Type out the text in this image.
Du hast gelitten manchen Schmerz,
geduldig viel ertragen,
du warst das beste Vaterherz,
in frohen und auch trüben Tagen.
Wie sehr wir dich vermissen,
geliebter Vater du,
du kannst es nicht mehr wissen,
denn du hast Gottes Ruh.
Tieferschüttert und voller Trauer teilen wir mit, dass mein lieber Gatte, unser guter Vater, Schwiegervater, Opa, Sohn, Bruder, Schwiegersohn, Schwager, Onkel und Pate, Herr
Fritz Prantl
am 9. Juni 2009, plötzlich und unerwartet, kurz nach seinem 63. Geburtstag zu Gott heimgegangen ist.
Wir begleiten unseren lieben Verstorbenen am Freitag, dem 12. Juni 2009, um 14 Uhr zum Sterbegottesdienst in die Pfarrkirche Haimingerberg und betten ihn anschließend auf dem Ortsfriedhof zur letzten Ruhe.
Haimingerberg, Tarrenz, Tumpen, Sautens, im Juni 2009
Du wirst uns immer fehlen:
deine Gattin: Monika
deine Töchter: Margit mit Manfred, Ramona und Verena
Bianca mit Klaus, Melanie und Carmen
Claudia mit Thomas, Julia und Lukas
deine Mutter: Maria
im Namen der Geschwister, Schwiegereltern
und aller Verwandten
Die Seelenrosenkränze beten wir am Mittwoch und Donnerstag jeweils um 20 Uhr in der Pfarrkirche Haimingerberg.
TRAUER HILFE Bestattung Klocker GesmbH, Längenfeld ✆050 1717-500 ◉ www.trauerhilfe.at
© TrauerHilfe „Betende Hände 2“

**The exercise**: Copy out every entry again, exactly as it was given.

**Worked solution**:
Type out the text in this image.
Du hast gelitten manchen Schmerz,
geduldig viel ertragen,
du warst das beste Vaterherz,
in frohen und auch trüben Tagen.
Wie sehr wir dich vermissen,
geliebter Vater du,
du kannst es nicht mehr wissen,
denn du hast Gottes Ruh.
Tieferschüttert und voller Trauer teilen wir mit, dass mein lieber Gatte, unser guter Vater, Schwiegervater, Opa, Sohn, Bruder, Schwiegersohn, Schwager, Onkel und Pate, Herr
Fritz Prantl
am 9. Juni 2009, plötzlich und unerwartet, kurz nach seinem 63. Geburtstag zu Gott heimgegangen ist.
Wir begleiten unseren lieben Verstorbenen am Freitag, dem 12. Juni 2009, um 14 Uhr zum Sterbegottesdienst in die Pfarrkirche Haimingerberg und betten ihn anschließend auf dem Ortsfriedhof zur letzten Ruhe.
Haimingerberg, Tarrenz, Tumpen, Sautens, im Juni 2009
Du wirst uns immer fehlen:
deine Gattin: Monika
deine Töchter: Margit mit Manfred, Ramona und Verena
Bianca mit Klaus, Melanie und Carmen
Claudia mit Thomas, Julia und Lukas
deine Mutter: Maria
im Namen der Geschwister, Schwiegereltern
und aller Verwandten
Die Seelenrosenkränze beten wir am Mittwoch und Donnerstag jeweils um 20 Uhr in der Pfarrkirche Haimingerberg.
TRAUER HILFE Bestattung Klocker GesmbH, Längenfeld ✆050 1717-500 ◉ www.trauerhilfe.at
© TrauerHilfe „Betende Hände 2“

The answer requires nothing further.